Exercise inputs –
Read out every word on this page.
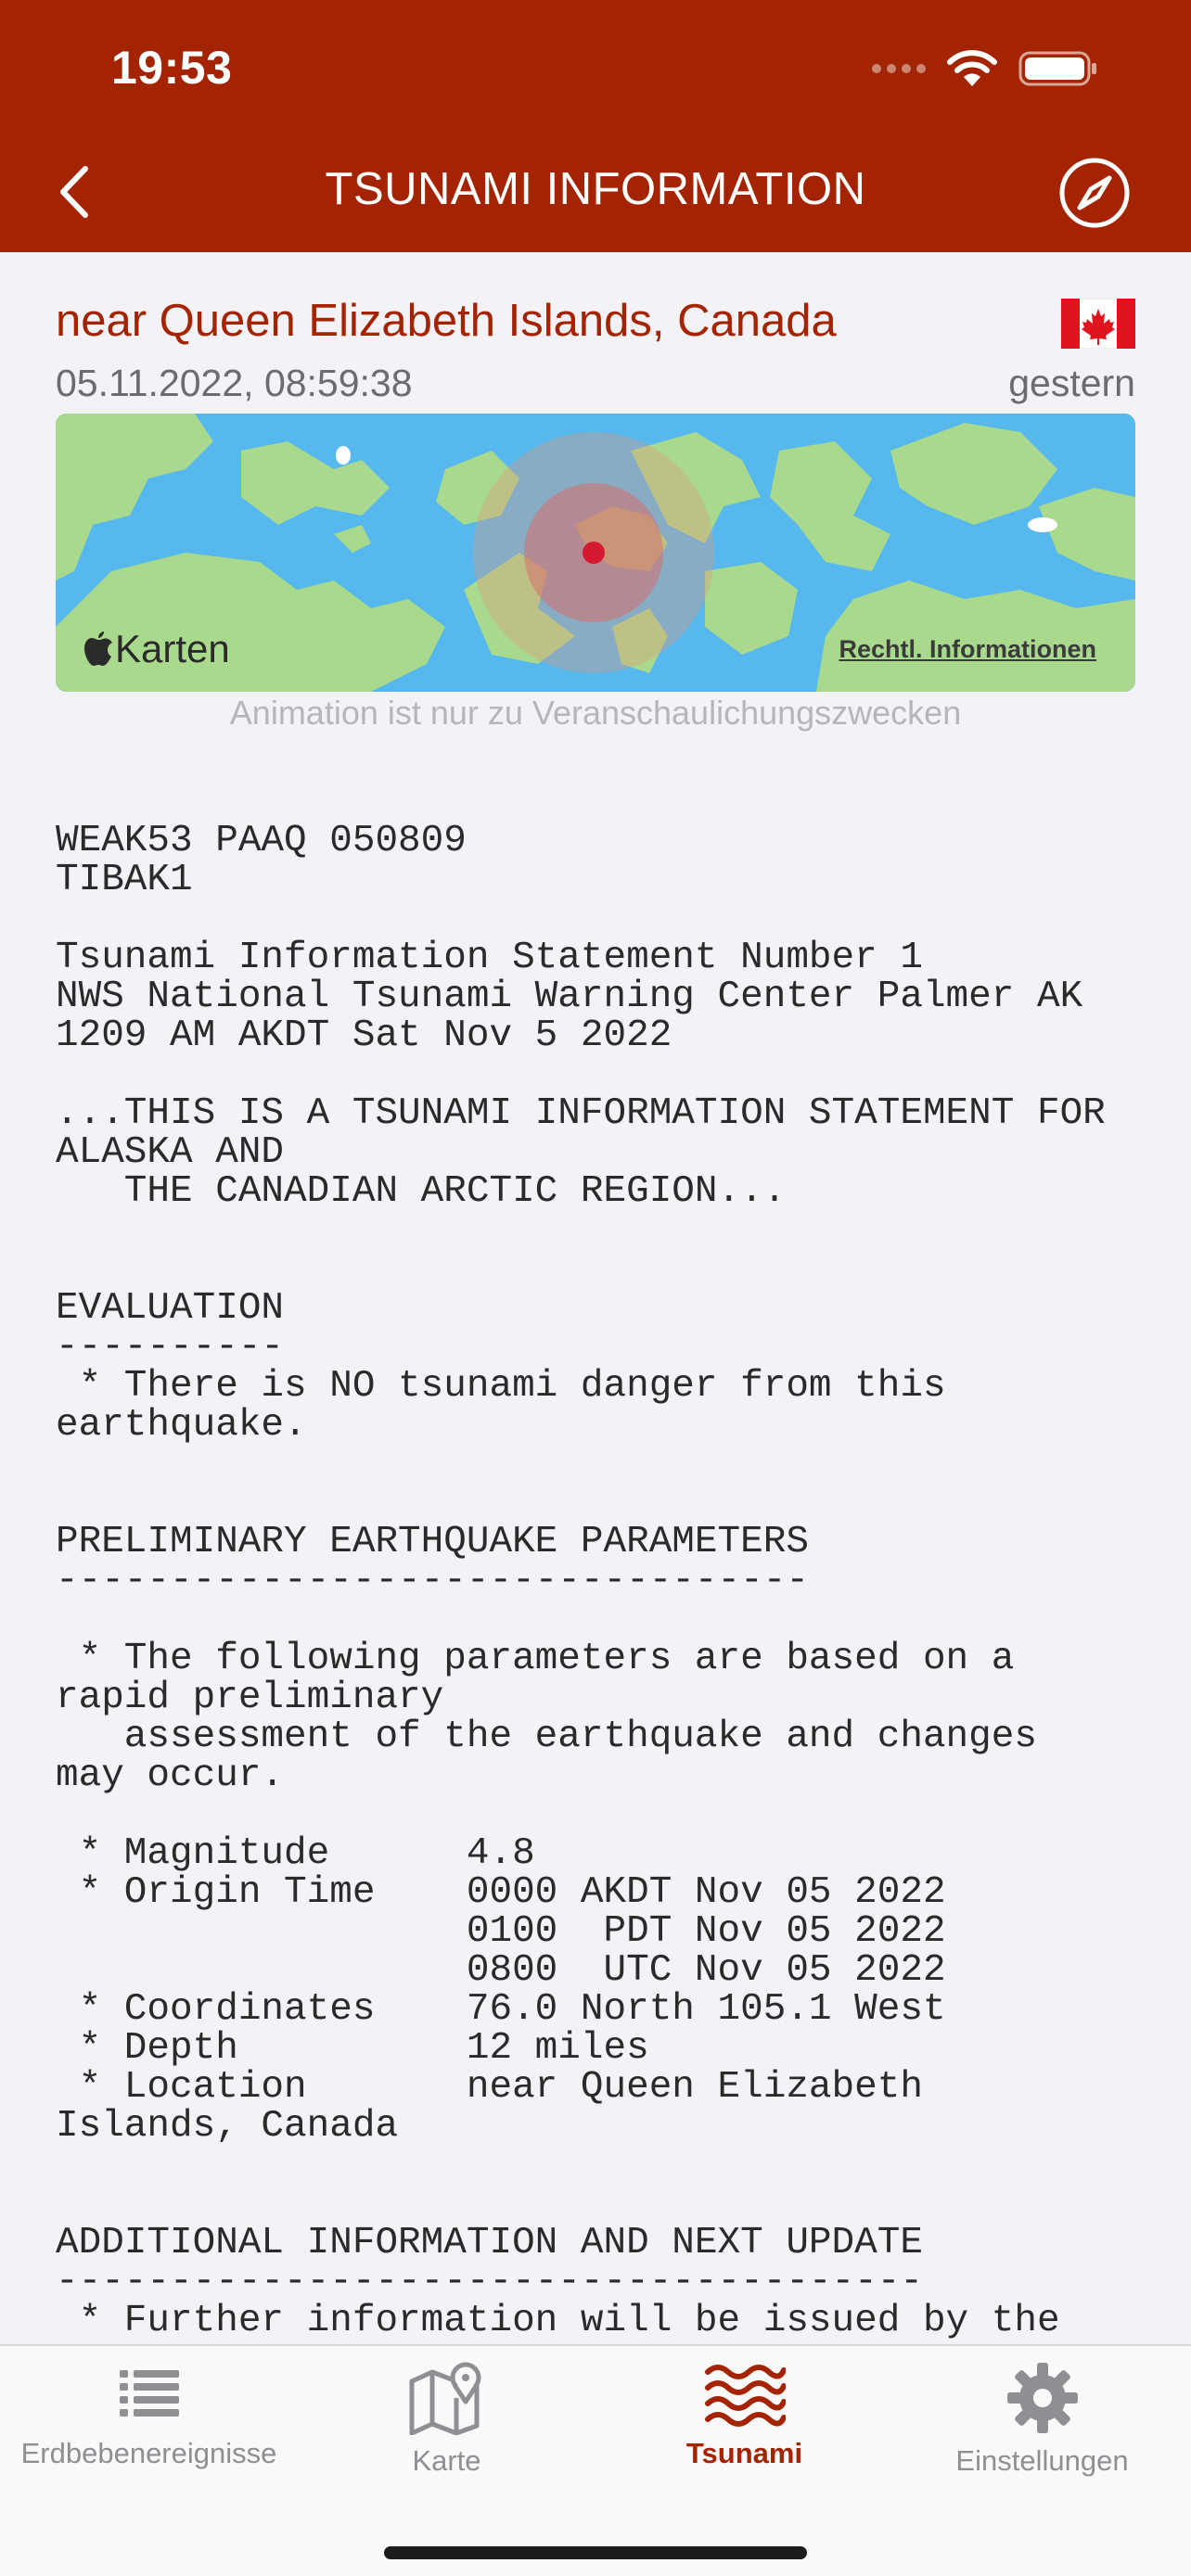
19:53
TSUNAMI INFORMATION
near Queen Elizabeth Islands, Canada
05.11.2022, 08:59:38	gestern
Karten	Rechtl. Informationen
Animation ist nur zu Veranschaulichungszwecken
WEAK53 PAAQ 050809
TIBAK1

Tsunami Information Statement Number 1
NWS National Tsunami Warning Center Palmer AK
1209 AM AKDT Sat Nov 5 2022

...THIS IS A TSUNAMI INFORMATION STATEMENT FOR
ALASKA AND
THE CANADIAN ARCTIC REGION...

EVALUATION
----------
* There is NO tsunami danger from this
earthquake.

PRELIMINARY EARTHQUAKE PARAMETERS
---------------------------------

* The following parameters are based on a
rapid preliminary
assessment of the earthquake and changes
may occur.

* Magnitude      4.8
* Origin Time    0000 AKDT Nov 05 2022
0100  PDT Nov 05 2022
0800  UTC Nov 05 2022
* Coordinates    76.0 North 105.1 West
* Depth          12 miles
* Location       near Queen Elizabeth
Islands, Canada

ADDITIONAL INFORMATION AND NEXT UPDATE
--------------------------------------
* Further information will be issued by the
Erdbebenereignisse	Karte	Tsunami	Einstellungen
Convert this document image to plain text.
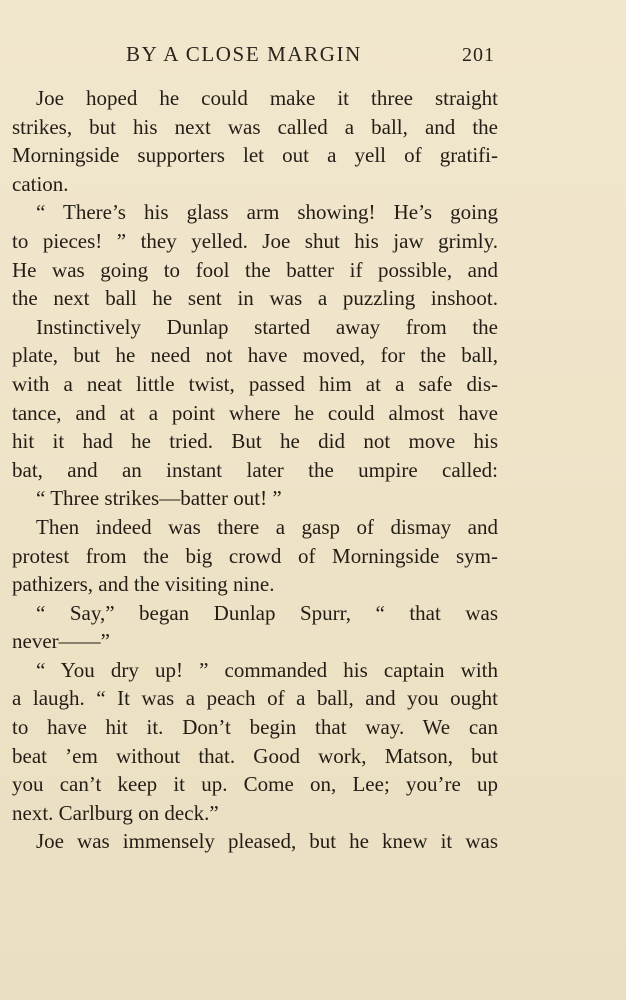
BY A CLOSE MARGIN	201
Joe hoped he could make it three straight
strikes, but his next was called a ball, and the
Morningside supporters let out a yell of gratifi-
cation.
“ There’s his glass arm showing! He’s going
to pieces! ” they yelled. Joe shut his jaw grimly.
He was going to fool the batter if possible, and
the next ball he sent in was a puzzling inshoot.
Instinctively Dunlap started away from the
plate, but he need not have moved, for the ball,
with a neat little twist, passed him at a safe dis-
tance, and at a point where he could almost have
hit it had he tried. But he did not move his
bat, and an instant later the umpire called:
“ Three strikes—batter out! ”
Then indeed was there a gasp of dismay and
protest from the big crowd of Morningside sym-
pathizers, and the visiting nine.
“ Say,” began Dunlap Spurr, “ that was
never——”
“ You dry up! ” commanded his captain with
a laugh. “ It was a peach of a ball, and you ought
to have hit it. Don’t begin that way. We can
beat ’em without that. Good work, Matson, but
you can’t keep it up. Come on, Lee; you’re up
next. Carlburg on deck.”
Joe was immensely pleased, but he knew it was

Written request – Set down the material above as is, without any pictures.

Answer to this problem –
Read out every word on this page.
19:53
TSUNAMI INFORMATION
near Queen Elizabeth Islands, Canada
05.11.2022, 08:59:38	gestern
Karten	Rechtl. Informationen
Animation ist nur zu Veranschaulichungszwecken
WEAK53 PAAQ 050809
TIBAK1

Tsunami Information Statement Number 1
NWS National Tsunami Warning Center Palmer AK
1209 AM AKDT Sat Nov 5 2022

...THIS IS A TSUNAMI INFORMATION STATEMENT FOR
ALASKA AND
THE CANADIAN ARCTIC REGION...

EVALUATION
----------
* There is NO tsunami danger from this
earthquake.

PRELIMINARY EARTHQUAKE PARAMETERS
---------------------------------

* The following parameters are based on a
rapid preliminary
assessment of the earthquake and changes
may occur.

* Magnitude      4.8
* Origin Time    0000 AKDT Nov 05 2022
0100  PDT Nov 05 2022
0800  UTC Nov 05 2022
* Coordinates    76.0 North 105.1 West
* Depth          12 miles
* Location       near Queen Elizabeth
Islands, Canada

ADDITIONAL INFORMATION AND NEXT UPDATE
--------------------------------------
* Further information will be issued by the
Erdbebenereignisse	Karte	Tsunami	Einstellungen
Convert this document image to plain text.
BY A CLOSE MARGIN	201
Joe hoped he could make it three straight
strikes, but his next was called a ball, and the
Morningside supporters let out a yell of gratifi-
cation.
“ There’s his glass arm showing! He’s going
to pieces! ” they yelled. Joe shut his jaw grimly.
He was going to fool the batter if possible, and
the next ball he sent in was a puzzling inshoot.
Instinctively Dunlap started away from the
plate, but he need not have moved, for the ball,
with a neat little twist, passed him at a safe dis-
tance, and at a point where he could almost have
hit it had he tried. But he did not move his
bat, and an instant later the umpire called:
“ Three strikes—batter out! ”
Then indeed was there a gasp of dismay and
protest from the big crowd of Morningside sym-
pathizers, and the visiting nine.
“ Say,” began Dunlap Spurr, “ that was
never——”
“ You dry up! ” commanded his captain with
a laugh. “ It was a peach of a ball, and you ought
to have hit it. Don’t begin that way. We can
beat ’em without that. Good work, Matson, but
you can’t keep it up. Come on, Lee; you’re up
next. Carlburg on deck.”
Joe was immensely pleased, but he knew it was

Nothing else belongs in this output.